What is expected:
Give back every line exactly as it appears, pictures excluded.

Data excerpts
================================

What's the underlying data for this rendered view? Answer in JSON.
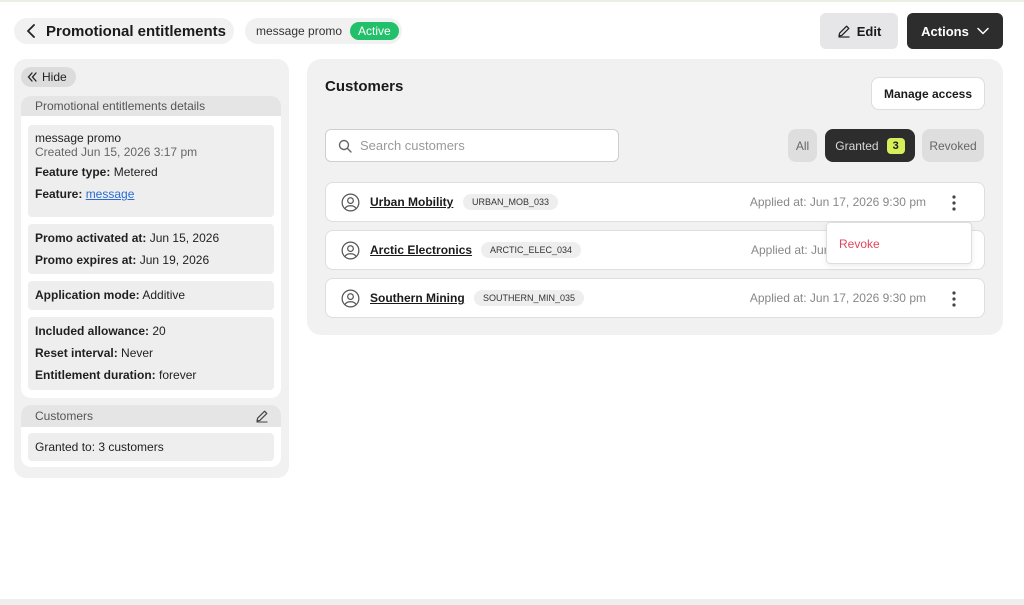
{
  "header": {
    "title": "Promotional entitlements",
    "promo_name": "message promo",
    "status": "Active",
    "edit_label": "Edit",
    "actions_label": "Actions"
  },
  "sidebar": {
    "hide_label": "Hide",
    "details": {
      "header": "Promotional entitlements details",
      "promo_name": "message promo",
      "created": "Created Jun 15, 2026 3:17 pm",
      "feature_type_label": "Feature type:",
      "feature_type_value": "Metered",
      "feature_label": "Feature:",
      "feature_value": "message",
      "promo_activated_label": "Promo activated at:",
      "promo_activated_value": "Jun 15, 2026",
      "promo_expires_label": "Promo expires at:",
      "promo_expires_value": "Jun 19, 2026",
      "application_mode_label": "Application mode:",
      "application_mode_value": "Additive",
      "included_allowance_label": "Included allowance:",
      "included_allowance_value": "20",
      "reset_interval_label": "Reset interval:",
      "reset_interval_value": "Never",
      "entitlement_duration_label": "Entitlement duration:",
      "entitlement_duration_value": "forever"
    },
    "customers": {
      "header": "Customers",
      "granted_text": "Granted to: 3 customers"
    }
  },
  "main": {
    "title": "Customers",
    "manage_access_label": "Manage access",
    "search_placeholder": "Search customers",
    "filters": {
      "all": "All",
      "granted": "Granted",
      "granted_count": "3",
      "revoked": "Revoked"
    },
    "rows": [
      {
        "name": "Urban Mobility",
        "code": "URBAN_MOB_033",
        "applied": "Applied at: Jun 17, 2026 9:30 pm"
      },
      {
        "name": "Arctic Electronics",
        "code": "ARCTIC_ELEC_034",
        "applied": "Applied at: Jun"
      },
      {
        "name": "Southern Mining",
        "code": "SOUTHERN_MIN_035",
        "applied": "Applied at: Jun 17, 2026 9:30 pm"
      }
    ],
    "menu": {
      "revoke_label": "Revoke"
    }
  },
  "colors": {
    "active_badge": "#22c06a",
    "dark_button": "#2d2d2d",
    "count_badge": "#d7f05a",
    "revoke": "#e0465f",
    "link": "#2a6bd8"
  },
  "icons": [
    "chevron-left-icon",
    "pencil-icon",
    "chevron-down-icon",
    "double-chevron-left-icon",
    "search-icon",
    "user-circle-icon",
    "kebab-menu-icon"
  ]
}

================================

Written reply:
What's the underlying data for this rendered view? Answer in JSON.
{
  "header": {
    "title": "Promotional entitlements",
    "promo_name": "message promo",
    "status": "Active",
    "edit_label": "Edit",
    "actions_label": "Actions"
  },
  "sidebar": {
    "hide_label": "Hide",
    "details": {
      "header": "Promotional entitlements details",
      "promo_name": "message promo",
      "created": "Created Jun 15, 2026 3:17 pm",
      "feature_type_label": "Feature type:",
      "feature_type_value": "Metered",
      "feature_label": "Feature:",
      "feature_value": "message",
      "promo_activated_label": "Promo activated at:",
      "promo_activated_value": "Jun 15, 2026",
      "promo_expires_label": "Promo expires at:",
      "promo_expires_value": "Jun 19, 2026",
      "application_mode_label": "Application mode:",
      "application_mode_value": "Additive",
      "included_allowance_label": "Included allowance:",
      "included_allowance_value": "20",
      "reset_interval_label": "Reset interval:",
      "reset_interval_value": "Never",
      "entitlement_duration_label": "Entitlement duration:",
      "entitlement_duration_value": "forever"
    },
    "customers": {
      "header": "Customers",
      "granted_text": "Granted to: 3 customers"
    }
  },
  "main": {
    "title": "Customers",
    "manage_access_label": "Manage access",
    "search_placeholder": "Search customers",
    "filters": {
      "all": "All",
      "granted": "Granted",
      "granted_count": "3",
      "revoked": "Revoked"
    },
    "rows": [
      {
        "name": "Urban Mobility",
        "code": "URBAN_MOB_033",
        "applied": "Applied at: Jun 17, 2026 9:30 pm"
      },
      {
        "name": "Arctic Electronics",
        "code": "ARCTIC_ELEC_034",
        "applied": "Applied at: Jun"
      },
      {
        "name": "Southern Mining",
        "code": "SOUTHERN_MIN_035",
        "applied": "Applied at: Jun 17, 2026 9:30 pm"
      }
    ],
    "menu": {
      "revoke_label": "Revoke"
    }
  },
  "colors": {
    "active_badge": "#22c06a",
    "dark_button": "#2d2d2d",
    "count_badge": "#d7f05a",
    "revoke": "#e0465f",
    "link": "#2a6bd8"
  },
  "icons": [
    "chevron-left-icon",
    "pencil-icon",
    "chevron-down-icon",
    "double-chevron-left-icon",
    "search-icon",
    "user-circle-icon",
    "kebab-menu-icon"
  ]
}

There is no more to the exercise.